● **Listed entries**:
*****
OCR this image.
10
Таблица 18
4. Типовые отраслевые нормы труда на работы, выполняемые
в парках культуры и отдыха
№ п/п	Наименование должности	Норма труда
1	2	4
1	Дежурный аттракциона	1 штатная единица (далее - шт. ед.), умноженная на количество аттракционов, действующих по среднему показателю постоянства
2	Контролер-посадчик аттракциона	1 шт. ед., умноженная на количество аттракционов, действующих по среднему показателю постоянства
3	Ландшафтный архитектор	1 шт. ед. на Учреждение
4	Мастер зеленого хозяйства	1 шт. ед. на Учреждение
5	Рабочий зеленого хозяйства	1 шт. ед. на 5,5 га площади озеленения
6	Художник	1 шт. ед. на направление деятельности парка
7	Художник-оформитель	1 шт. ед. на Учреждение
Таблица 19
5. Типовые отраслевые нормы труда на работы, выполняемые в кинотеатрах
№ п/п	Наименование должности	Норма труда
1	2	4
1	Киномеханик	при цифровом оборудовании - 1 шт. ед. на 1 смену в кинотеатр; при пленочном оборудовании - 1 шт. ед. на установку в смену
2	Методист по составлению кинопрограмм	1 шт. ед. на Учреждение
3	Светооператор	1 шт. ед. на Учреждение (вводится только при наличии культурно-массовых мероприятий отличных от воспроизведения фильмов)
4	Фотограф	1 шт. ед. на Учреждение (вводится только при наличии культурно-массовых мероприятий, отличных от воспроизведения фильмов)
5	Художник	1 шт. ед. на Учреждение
*****
Repeat the material above in full, exactly as it stands.

OCR this image.
10
Таблица 18
4. Типовые отраслевые нормы труда на работы, выполняемые
в парках культуры и отдыха
№ п/п	Наименование должности	Норма труда
1	2	4
1	Дежурный аттракциона	1 штатная единица (далее - шт. ед.), умноженная на количество аттракционов, действующих по среднему показателю постоянства
2	Контролер-посадчик аттракциона	1 шт. ед., умноженная на количество аттракционов, действующих по среднему показателю постоянства
3	Ландшафтный архитектор	1 шт. ед. на Учреждение
4	Мастер зеленого хозяйства	1 шт. ед. на Учреждение
5	Рабочий зеленого хозяйства	1 шт. ед. на 5,5 га площади озеленения
6	Художник	1 шт. ед. на направление деятельности парка
7	Художник-оформитель	1 шт. ед. на Учреждение
Таблица 19
5. Типовые отраслевые нормы труда на работы, выполняемые в кинотеатрах
№ п/п	Наименование должности	Норма труда
1	2	4
1	Киномеханик	при цифровом оборудовании - 1 шт. ед. на 1 смену в кинотеатр; при пленочном оборудовании - 1 шт. ед. на установку в смену
2	Методист по составлению кинопрограмм	1 шт. ед. на Учреждение
3	Светооператор	1 шт. ед. на Учреждение (вводится только при наличии культурно-массовых мероприятий отличных от воспроизведения фильмов)
4	Фотограф	1 шт. ед. на Учреждение (вводится только при наличии культурно-массовых мероприятий, отличных от воспроизведения фильмов)
5	Художник	1 шт. ед. на Учреждение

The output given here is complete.